Aim of the exercise: Please copy out word for word the lines of the data, from the first one up to and including the line with "y-tick-label: 1000 (46, 21, 79, 36)".

Element and box listings
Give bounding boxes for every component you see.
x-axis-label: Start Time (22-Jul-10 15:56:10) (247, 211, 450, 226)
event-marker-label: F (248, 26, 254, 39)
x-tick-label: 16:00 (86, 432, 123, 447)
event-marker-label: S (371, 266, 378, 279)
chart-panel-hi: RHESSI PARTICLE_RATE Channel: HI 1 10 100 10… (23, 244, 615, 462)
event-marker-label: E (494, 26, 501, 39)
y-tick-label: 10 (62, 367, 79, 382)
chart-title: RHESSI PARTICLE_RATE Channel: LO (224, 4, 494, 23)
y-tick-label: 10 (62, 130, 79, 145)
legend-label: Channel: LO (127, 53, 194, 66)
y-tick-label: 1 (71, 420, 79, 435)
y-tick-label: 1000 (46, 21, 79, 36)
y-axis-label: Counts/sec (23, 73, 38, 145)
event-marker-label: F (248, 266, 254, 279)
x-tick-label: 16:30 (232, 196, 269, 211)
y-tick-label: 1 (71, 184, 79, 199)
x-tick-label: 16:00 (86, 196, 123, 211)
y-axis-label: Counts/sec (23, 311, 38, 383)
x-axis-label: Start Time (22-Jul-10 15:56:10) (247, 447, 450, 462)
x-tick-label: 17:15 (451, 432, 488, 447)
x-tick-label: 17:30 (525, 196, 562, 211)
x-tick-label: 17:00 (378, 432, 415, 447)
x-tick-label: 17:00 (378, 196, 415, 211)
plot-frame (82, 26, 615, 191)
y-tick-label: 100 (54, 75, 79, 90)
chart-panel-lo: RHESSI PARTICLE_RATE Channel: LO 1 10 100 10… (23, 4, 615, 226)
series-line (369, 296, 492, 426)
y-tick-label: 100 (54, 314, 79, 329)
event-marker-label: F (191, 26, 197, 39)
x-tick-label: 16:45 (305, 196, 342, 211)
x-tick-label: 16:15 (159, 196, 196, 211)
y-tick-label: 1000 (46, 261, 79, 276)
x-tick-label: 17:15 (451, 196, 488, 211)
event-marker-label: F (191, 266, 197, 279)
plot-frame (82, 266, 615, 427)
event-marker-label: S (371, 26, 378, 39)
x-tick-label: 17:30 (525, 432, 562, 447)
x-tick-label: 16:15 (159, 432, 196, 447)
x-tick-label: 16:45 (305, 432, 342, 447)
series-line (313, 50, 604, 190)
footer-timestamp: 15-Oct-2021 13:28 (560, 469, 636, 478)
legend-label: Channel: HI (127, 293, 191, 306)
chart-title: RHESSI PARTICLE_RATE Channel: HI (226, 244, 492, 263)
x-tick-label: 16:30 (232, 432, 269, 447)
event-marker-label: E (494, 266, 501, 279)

Task solution:
Give bounding boxes for every component you see.
x-axis-label: Start Time (22-Jul-10 15:56:10) (247, 211, 450, 226)
event-marker-label: F (248, 26, 254, 39)
x-tick-label: 16:00 (86, 432, 123, 447)
event-marker-label: S (371, 266, 378, 279)
chart-panel-hi: RHESSI PARTICLE_RATE Channel: HI 1 10 100 10… (23, 244, 615, 462)
event-marker-label: E (494, 26, 501, 39)
y-tick-label: 10 (62, 367, 79, 382)
chart-title: RHESSI PARTICLE_RATE Channel: LO (224, 4, 494, 23)
y-tick-label: 10 (62, 130, 79, 145)
legend-label: Channel: LO (127, 53, 194, 66)
y-tick-label: 1 (71, 420, 79, 435)
y-tick-label: 1000 (46, 21, 79, 36)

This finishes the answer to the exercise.